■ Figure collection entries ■
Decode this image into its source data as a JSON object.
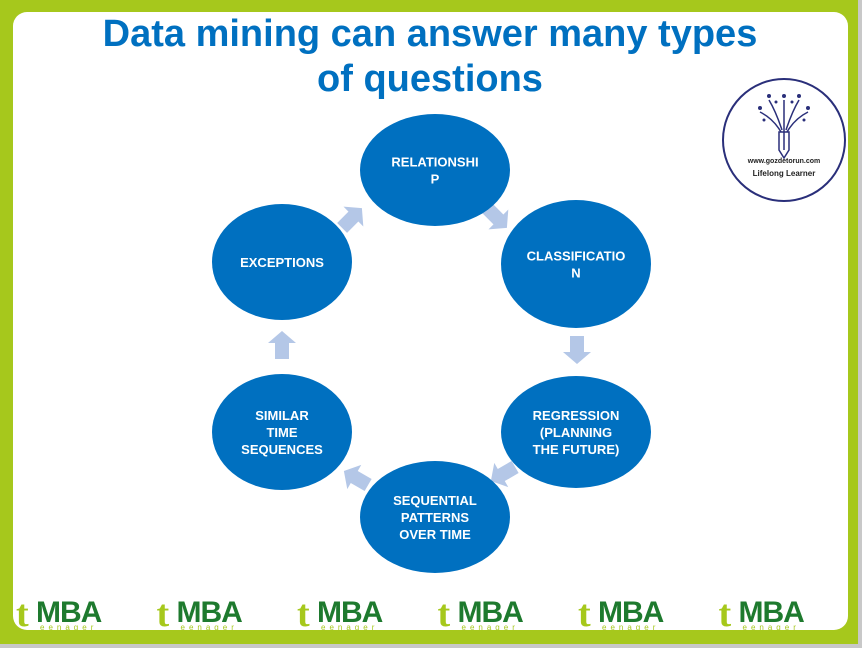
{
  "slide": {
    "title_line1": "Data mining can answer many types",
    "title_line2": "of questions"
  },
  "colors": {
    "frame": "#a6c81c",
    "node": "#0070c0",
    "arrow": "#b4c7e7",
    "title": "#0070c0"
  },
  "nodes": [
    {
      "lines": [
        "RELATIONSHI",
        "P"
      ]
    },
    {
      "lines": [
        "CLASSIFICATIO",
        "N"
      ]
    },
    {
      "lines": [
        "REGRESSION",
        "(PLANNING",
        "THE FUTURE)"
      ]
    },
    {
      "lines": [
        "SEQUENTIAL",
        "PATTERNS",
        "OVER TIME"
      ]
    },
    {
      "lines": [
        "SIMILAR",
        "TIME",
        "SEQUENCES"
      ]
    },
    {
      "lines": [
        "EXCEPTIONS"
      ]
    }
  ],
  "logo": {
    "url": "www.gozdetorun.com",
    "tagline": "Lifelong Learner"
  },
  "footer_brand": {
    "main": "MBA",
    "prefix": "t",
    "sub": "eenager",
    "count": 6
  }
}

* * *

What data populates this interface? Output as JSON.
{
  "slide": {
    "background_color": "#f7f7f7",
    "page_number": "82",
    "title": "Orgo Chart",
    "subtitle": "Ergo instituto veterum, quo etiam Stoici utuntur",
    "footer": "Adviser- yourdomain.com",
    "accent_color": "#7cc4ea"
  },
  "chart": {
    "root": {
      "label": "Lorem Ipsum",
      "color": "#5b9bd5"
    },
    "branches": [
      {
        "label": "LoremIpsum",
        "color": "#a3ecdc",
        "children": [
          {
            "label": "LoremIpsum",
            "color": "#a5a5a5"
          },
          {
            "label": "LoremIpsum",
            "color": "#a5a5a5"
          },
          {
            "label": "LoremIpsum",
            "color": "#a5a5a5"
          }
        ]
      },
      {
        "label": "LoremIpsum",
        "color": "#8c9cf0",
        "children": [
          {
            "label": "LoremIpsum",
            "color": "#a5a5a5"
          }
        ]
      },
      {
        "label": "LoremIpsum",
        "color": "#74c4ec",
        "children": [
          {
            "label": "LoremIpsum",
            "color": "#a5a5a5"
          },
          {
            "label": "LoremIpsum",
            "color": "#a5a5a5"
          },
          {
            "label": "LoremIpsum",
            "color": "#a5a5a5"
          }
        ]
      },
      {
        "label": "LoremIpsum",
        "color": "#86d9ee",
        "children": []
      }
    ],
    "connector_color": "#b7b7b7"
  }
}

■ Written problem ■
Copy every line of the records above that holds the word "this".

■ Solution to the problem ■
Decode this image into its source data as a JSON object.
What data populates this interface? Output as JSON.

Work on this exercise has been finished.